▶ **JOB**:
All of the records below need to be copied exactly.

▶ **DATA**:
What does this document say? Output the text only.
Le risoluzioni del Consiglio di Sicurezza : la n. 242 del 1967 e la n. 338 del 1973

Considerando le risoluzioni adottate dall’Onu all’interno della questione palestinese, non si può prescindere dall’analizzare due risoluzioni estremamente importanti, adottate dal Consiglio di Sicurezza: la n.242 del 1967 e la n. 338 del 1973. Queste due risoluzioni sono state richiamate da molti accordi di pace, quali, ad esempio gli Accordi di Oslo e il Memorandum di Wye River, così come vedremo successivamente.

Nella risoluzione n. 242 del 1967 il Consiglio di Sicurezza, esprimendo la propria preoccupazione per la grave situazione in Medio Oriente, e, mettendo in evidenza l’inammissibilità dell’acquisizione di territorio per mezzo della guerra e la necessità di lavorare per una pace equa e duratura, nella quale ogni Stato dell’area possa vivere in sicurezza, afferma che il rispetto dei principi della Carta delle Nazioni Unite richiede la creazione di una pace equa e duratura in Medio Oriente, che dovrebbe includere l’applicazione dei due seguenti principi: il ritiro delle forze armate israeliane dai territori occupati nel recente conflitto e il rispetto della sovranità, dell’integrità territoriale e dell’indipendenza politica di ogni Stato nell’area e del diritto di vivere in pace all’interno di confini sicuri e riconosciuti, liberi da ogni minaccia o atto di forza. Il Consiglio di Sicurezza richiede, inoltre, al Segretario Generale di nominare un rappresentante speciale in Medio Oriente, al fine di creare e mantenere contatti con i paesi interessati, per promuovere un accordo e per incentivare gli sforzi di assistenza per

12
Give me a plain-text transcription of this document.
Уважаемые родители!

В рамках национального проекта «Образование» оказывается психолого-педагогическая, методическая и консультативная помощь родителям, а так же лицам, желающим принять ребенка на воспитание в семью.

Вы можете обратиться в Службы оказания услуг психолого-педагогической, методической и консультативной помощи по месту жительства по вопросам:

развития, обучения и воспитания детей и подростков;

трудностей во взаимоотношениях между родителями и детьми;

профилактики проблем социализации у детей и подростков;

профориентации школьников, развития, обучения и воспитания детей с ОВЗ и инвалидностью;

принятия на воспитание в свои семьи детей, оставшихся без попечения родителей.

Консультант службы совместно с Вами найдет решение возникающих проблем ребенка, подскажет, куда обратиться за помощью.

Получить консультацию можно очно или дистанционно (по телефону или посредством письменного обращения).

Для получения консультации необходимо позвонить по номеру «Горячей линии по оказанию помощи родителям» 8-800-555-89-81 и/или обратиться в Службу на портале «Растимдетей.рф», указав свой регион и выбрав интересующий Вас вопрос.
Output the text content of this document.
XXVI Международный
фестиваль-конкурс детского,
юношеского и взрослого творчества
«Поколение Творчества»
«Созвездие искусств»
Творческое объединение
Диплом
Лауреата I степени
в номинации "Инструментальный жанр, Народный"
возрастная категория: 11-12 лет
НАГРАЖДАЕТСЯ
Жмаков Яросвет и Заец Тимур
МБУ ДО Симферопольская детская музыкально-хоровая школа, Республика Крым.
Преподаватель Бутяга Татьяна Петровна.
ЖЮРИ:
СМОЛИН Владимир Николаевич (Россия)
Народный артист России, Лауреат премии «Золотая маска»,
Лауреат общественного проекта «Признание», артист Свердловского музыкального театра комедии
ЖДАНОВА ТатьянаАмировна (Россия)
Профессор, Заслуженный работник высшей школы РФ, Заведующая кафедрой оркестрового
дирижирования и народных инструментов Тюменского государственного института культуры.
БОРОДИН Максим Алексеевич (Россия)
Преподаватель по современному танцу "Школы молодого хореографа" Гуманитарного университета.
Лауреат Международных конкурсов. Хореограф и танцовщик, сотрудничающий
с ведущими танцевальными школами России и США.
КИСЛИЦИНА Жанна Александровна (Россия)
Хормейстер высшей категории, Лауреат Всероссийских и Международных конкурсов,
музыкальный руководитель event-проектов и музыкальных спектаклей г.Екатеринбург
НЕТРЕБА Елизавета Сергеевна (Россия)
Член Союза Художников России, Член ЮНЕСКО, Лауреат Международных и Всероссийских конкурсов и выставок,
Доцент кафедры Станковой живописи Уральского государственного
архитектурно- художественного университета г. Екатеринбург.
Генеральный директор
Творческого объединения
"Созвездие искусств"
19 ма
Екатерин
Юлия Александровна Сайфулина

▶ **CORRECT OUTPUT**:
What does this document say? Output the text only.
Le risoluzioni del Consiglio di Sicurezza : la n. 242 del 1967 e la n. 338 del 1973

Considerando le risoluzioni adottate dall’Onu all’interno della questione palestinese, non si può prescindere dall’analizzare due risoluzioni estremamente importanti, adottate dal Consiglio di Sicurezza: la n.242 del 1967 e la n. 338 del 1973. Queste due risoluzioni sono state richiamate da molti accordi di pace, quali, ad esempio gli Accordi di Oslo e il Memorandum di Wye River, così come vedremo successivamente.

Nella risoluzione n. 242 del 1967 il Consiglio di Sicurezza, esprimendo la propria preoccupazione per la grave situazione in Medio Oriente, e, mettendo in evidenza l’inammissibilità dell’acquisizione di territorio per mezzo della guerra e la necessità di lavorare per una pace equa e duratura, nella quale ogni Stato dell’area possa vivere in sicurezza, afferma che il rispetto dei principi della Carta delle Nazioni Unite richiede la creazione di una pace equa e duratura in Medio Oriente, che dovrebbe includere l’applicazione dei due seguenti principi: il ritiro delle forze armate israeliane dai territori occupati nel recente conflitto e il rispetto della sovranità, dell’integrità territoriale e dell’indipendenza politica di ogni Stato nell’area e del diritto di vivere in pace all’interno di confini sicuri e riconosciuti, liberi da ogni minaccia o atto di forza. Il Consiglio di Sicurezza richiede, inoltre, al Segretario Generale di nominare un rappresentante speciale in Medio Oriente, al fine di creare e mantenere contatti con i paesi interessati, per promuovere un accordo e per incentivare gli sforzi di assistenza per

12
Give me a plain-text transcription of this document.
Уважаемые родители!

В рамках национального проекта «Образование» оказывается психолого-педагогическая, методическая и консультативная помощь родителям, а так же лицам, желающим принять ребенка на воспитание в семью.

Вы можете обратиться в Службы оказания услуг психолого-педагогической, методической и консультативной помощи по месту жительства по вопросам:

развития, обучения и воспитания детей и подростков;

трудностей во взаимоотношениях между родителями и детьми;

профилактики проблем социализации у детей и подростков;

профориентации школьников, развития, обучения и воспитания детей с ОВЗ и инвалидностью;

принятия на воспитание в свои семьи детей, оставшихся без попечения родителей.

Консультант службы совместно с Вами найдет решение возникающих проблем ребенка, подскажет, куда обратиться за помощью.

Получить консультацию можно очно или дистанционно (по телефону или посредством письменного обращения).

Для получения консультации необходимо позвонить по номеру «Горячей линии по оказанию помощи родителям» 8-800-555-89-81 и/или обратиться в Службу на портале «Растимдетей.рф», указав свой регион и выбрав интересующий Вас вопрос.
Output the text content of this document.
XXVI Международный
фестиваль-конкурс детского,
юношеского и взрослого творчества
«Поколение Творчества»
«Созвездие искусств»
Творческое объединение
Диплом
Лауреата I степени
в номинации "Инструментальный жанр, Народный"
возрастная категория: 11-12 лет
НАГРАЖДАЕТСЯ
Жмаков Яросвет и Заец Тимур
МБУ ДО Симферопольская детская музыкально-хоровая школа, Республика Крым.
Преподаватель Бутяга Татьяна Петровна.
ЖЮРИ:
СМОЛИН Владимир Николаевич (Россия)
Народный артист России, Лауреат премии «Золотая маска»,
Лауреат общественного проекта «Признание», артист Свердловского музыкального театра комедии
ЖДАНОВА ТатьянаАмировна (Россия)
Профессор, Заслуженный работник высшей школы РФ, Заведующая кафедрой оркестрового
дирижирования и народных инструментов Тюменского государственного института культуры.
БОРОДИН Максим Алексеевич (Россия)
Преподаватель по современному танцу "Школы молодого хореографа" Гуманитарного университета.
Лауреат Международных конкурсов. Хореограф и танцовщик, сотрудничающий
с ведущими танцевальными школами России и США.
КИСЛИЦИНА Жанна Александровна (Россия)
Хормейстер высшей категории, Лауреат Всероссийских и Международных конкурсов,
музыкальный руководитель event-проектов и музыкальных спектаклей г.Екатеринбург
НЕТРЕБА Елизавета Сергеевна (Россия)
Член Союза Художников России, Член ЮНЕСКО, Лауреат Международных и Всероссийских конкурсов и выставок,
Доцент кафедры Станковой живописи Уральского государственного
архитектурно- художественного университета г. Екатеринбург.
Генеральный директор
Творческого объединения
"Созвездие искусств"
19 ма
Екатерин
Юлия Александровна Сайфулина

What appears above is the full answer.